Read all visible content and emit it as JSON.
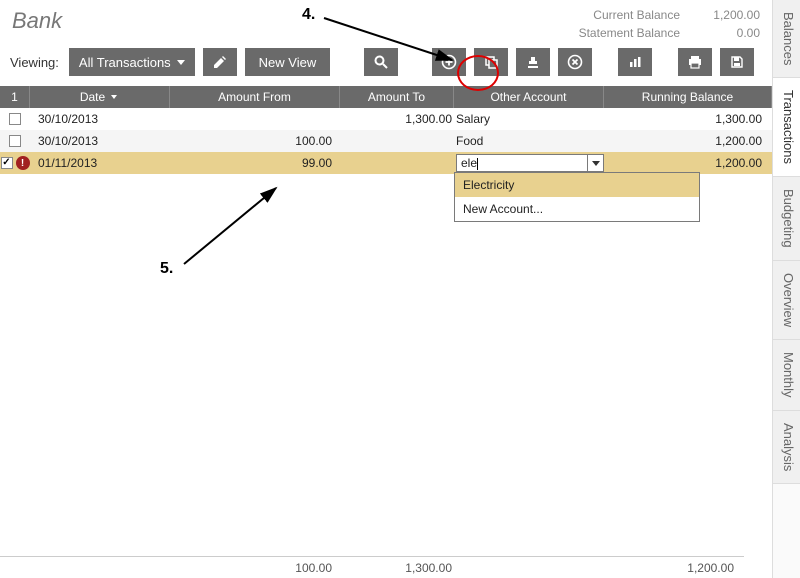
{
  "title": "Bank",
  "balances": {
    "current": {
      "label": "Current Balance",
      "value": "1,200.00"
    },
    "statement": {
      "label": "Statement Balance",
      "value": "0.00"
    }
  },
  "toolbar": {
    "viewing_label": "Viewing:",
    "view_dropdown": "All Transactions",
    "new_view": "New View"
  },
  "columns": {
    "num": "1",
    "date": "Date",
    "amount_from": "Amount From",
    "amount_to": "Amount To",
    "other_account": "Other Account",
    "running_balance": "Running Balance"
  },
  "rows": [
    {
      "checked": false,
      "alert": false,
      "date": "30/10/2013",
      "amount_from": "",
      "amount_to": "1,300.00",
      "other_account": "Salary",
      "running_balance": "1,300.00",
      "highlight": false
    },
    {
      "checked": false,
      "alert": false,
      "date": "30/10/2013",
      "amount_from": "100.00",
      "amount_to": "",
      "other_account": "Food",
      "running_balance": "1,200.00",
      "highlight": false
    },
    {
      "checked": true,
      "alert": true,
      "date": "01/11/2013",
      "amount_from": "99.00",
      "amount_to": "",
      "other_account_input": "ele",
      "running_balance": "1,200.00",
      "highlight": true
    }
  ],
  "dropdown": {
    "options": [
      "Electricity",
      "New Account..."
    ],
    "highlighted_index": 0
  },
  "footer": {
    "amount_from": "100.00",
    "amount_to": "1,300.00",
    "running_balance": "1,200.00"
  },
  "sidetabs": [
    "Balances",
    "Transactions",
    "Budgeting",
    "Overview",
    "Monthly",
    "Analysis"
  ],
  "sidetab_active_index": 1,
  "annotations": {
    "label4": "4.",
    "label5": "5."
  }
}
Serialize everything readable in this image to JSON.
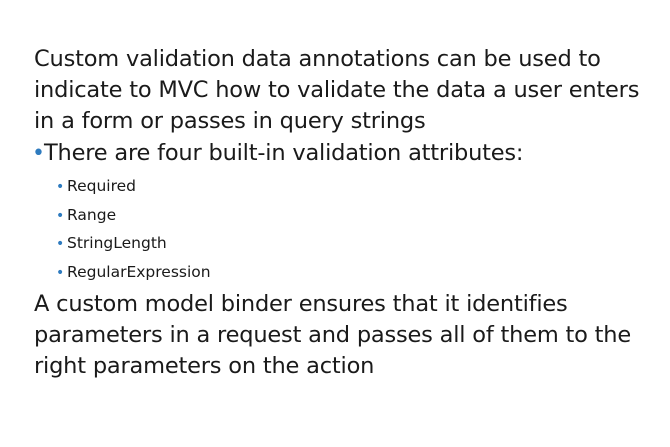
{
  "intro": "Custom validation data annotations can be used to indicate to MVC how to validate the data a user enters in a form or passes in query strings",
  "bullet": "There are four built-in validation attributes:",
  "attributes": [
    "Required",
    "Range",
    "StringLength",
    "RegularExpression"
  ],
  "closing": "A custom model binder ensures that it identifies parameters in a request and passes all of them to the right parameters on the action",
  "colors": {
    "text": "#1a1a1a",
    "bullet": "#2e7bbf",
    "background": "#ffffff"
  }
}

+ + + +

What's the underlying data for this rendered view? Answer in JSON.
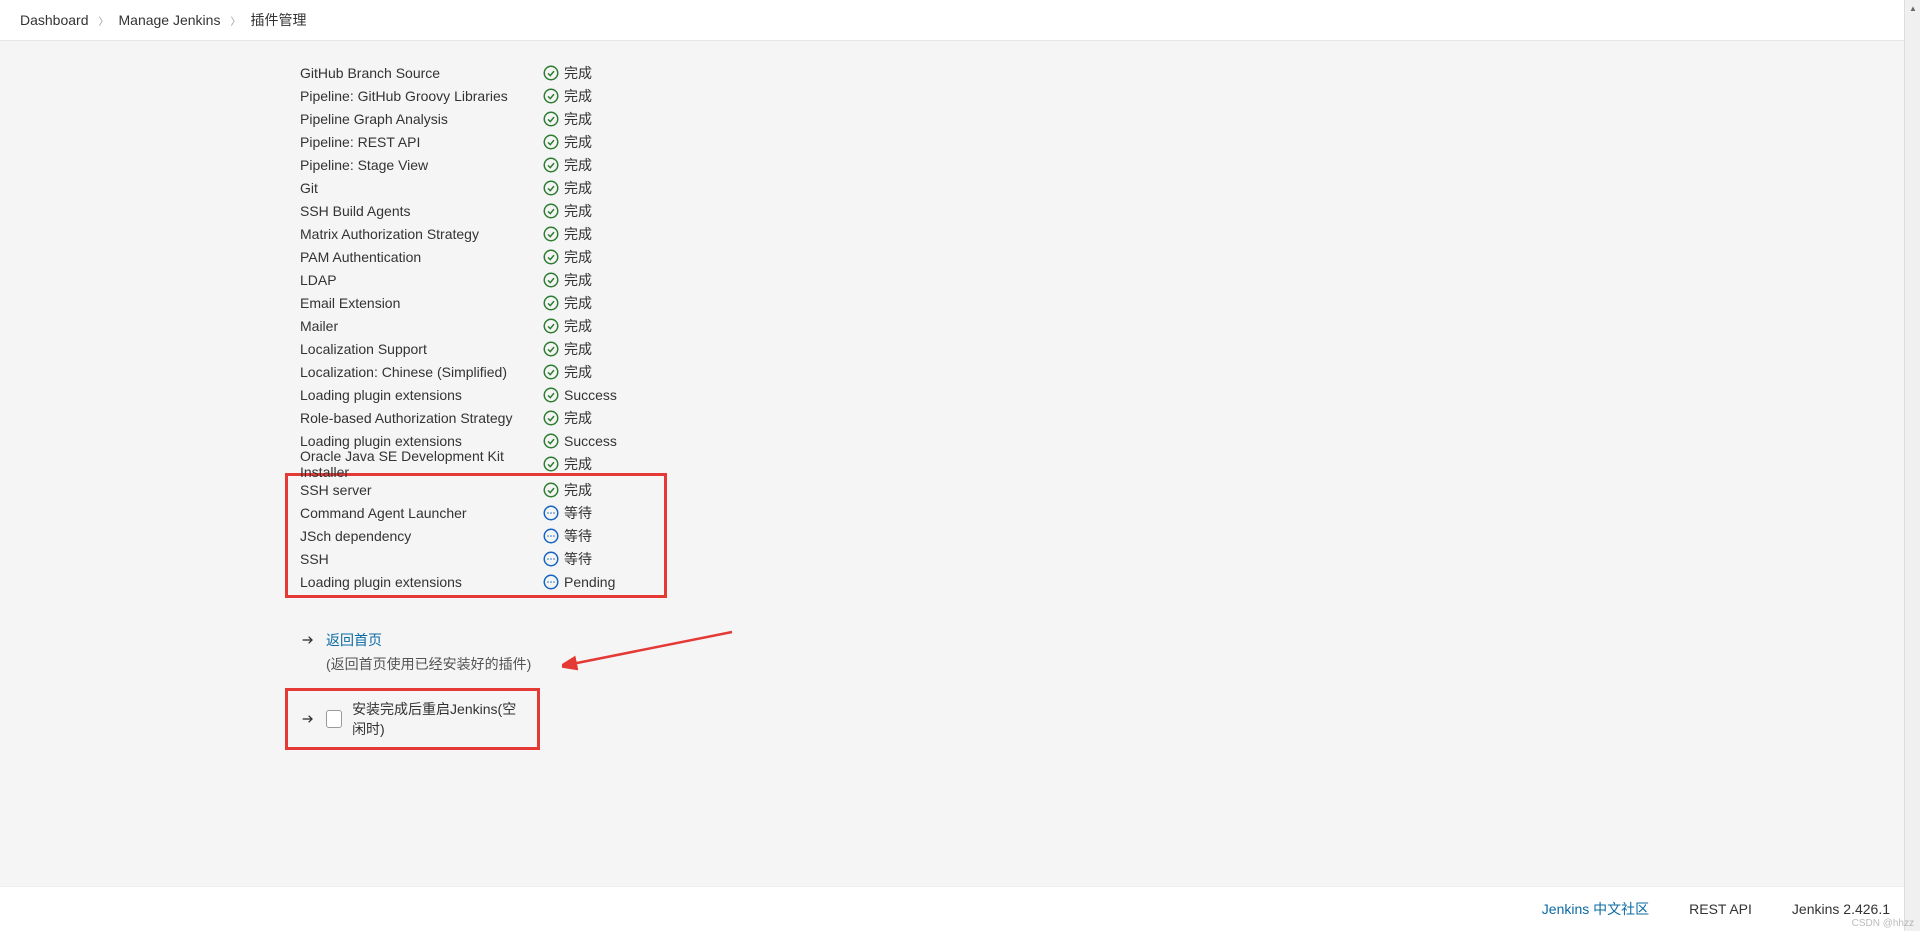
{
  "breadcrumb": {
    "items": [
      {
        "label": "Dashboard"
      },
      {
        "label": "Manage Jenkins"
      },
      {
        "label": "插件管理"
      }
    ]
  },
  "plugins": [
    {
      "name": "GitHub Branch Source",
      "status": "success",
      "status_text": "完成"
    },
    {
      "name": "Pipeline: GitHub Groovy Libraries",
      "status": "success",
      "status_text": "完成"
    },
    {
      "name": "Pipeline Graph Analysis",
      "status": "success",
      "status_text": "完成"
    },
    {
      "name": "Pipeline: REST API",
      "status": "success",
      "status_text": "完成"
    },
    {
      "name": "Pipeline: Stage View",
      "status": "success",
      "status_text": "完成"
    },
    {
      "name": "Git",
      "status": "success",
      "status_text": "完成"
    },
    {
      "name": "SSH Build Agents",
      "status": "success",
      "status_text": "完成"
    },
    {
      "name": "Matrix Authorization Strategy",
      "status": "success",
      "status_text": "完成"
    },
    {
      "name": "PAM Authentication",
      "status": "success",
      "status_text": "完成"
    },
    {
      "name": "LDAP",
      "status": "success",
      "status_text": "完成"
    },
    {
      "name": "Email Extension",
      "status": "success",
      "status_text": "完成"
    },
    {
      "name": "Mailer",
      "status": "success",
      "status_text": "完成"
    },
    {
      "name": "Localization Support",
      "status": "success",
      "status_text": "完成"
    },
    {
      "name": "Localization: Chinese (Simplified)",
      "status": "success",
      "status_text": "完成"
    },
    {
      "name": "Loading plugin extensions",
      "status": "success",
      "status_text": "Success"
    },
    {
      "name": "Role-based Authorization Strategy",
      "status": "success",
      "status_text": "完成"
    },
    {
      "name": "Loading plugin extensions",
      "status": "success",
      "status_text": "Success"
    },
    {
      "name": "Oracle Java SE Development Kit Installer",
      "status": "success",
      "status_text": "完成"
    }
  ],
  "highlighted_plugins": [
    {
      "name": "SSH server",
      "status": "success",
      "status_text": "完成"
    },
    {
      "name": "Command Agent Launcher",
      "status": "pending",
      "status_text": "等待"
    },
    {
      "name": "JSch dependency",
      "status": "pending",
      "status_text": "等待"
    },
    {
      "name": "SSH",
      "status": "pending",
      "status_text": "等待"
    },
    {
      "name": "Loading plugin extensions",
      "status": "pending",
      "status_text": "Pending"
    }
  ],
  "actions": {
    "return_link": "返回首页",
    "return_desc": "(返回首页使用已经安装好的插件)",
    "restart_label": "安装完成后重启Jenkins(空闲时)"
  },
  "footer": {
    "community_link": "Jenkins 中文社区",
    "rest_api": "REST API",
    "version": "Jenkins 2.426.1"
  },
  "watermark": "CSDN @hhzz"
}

+ + + +

# [Written request]
Working from the entries above, return all lines that contain "Strategy".

# [Result for this task]
      "name": "Matrix Authorization Strategy",
      "name": "Role-based Authorization Strategy",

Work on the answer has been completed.